[Data records]
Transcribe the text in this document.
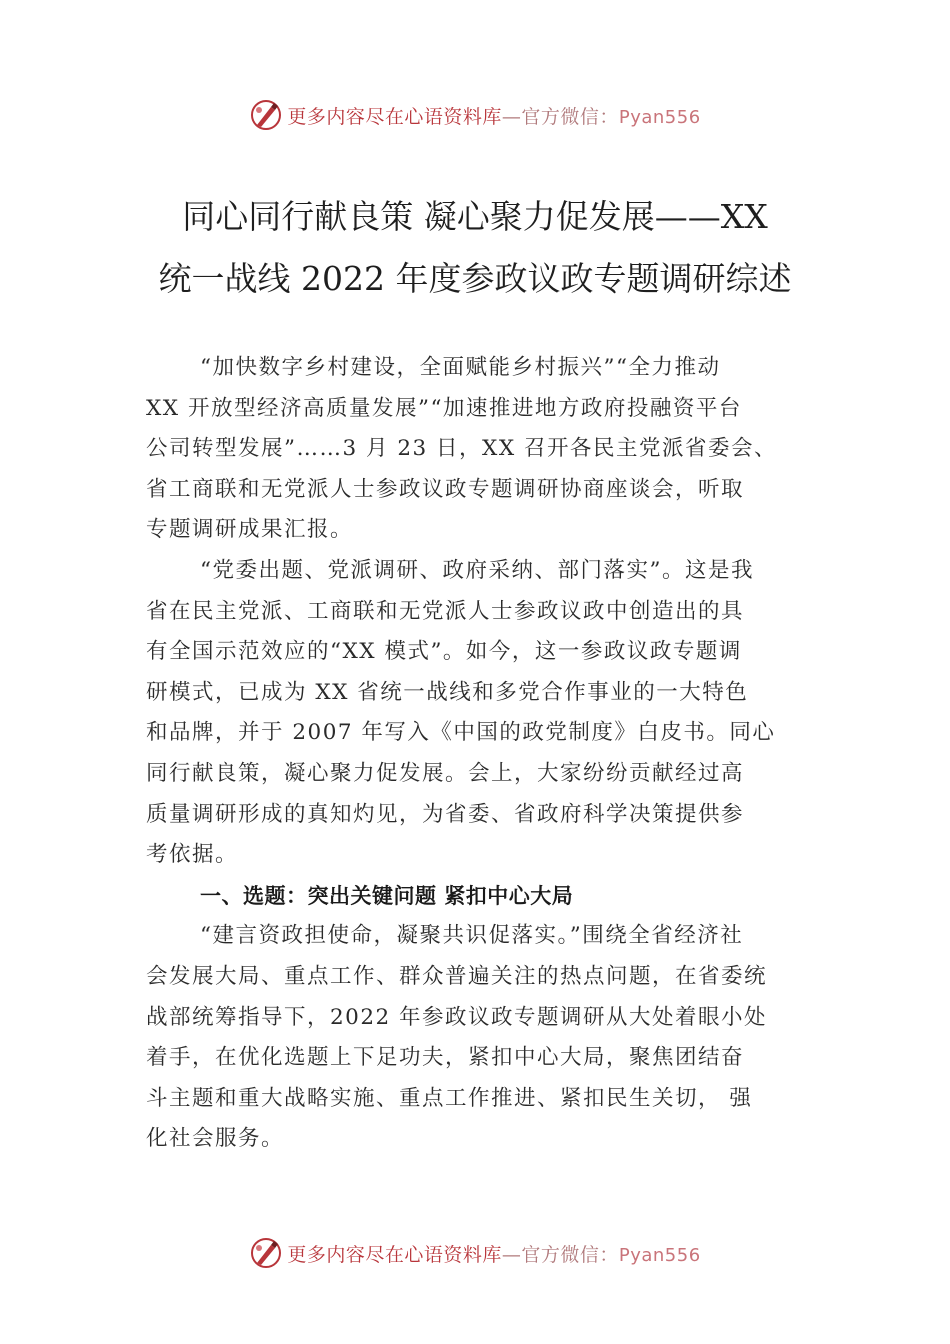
更多内容尽在心语资料库—官方微信：Pyan556
同心同行献良策 凝心聚力促发展——XX
统一战线 2022 年度参政议政专题调研综述

“加快数字乡村建设，全面赋能乡村振兴”“全力推动
XX 开放型经济高质量发展”“加速推进地方政府投融资平台
公司转型发展”……3 月 23 日，XX 召开各民主党派省委会、
省工商联和无党派人士参政议政专题调研协商座谈会，听取
专题调研成果汇报。

“党委出题、党派调研、政府采纳、部门落实”。这是我
省在民主党派、工商联和无党派人士参政议政中创造出的具
有全国示范效应的“XX 模式”。如今，这一参政议政专题调
研模式，已成为 XX 省统一战线和多党合作事业的一大特色
和品牌，并于 2007 年写入《中国的政党制度》白皮书。同心
同行献良策，凝心聚力促发展。会上，大家纷纷贡献经过高
质量调研形成的真知灼见，为省委、省政府科学决策提供参
考依据。

一、选题：突出关键问题 紧扣中心大局

“建言资政担使命，凝聚共识促落实。”围绕全省经济社
会发展大局、重点工作、群众普遍关注的热点问题，在省委统
战部统筹指导下，2022 年参政议政专题调研从大处着眼小处
着手，在优化选题上下足功夫，紧扣中心大局，聚焦团结奋
斗主题和重大战略实施、重点工作推进、紧扣民生关切， 强
化社会服务。

更多内容尽在心语资料库—官方微信：Pyan556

[STATED PROBLEM] Find the lines holding "凝心聚力促发展" and list every one.

[COMPLETE ANSWER]
同心同行献良策 凝心聚力促发展——XX
同行献良策，凝心聚力促发展。会上，大家纷纷贡献经过高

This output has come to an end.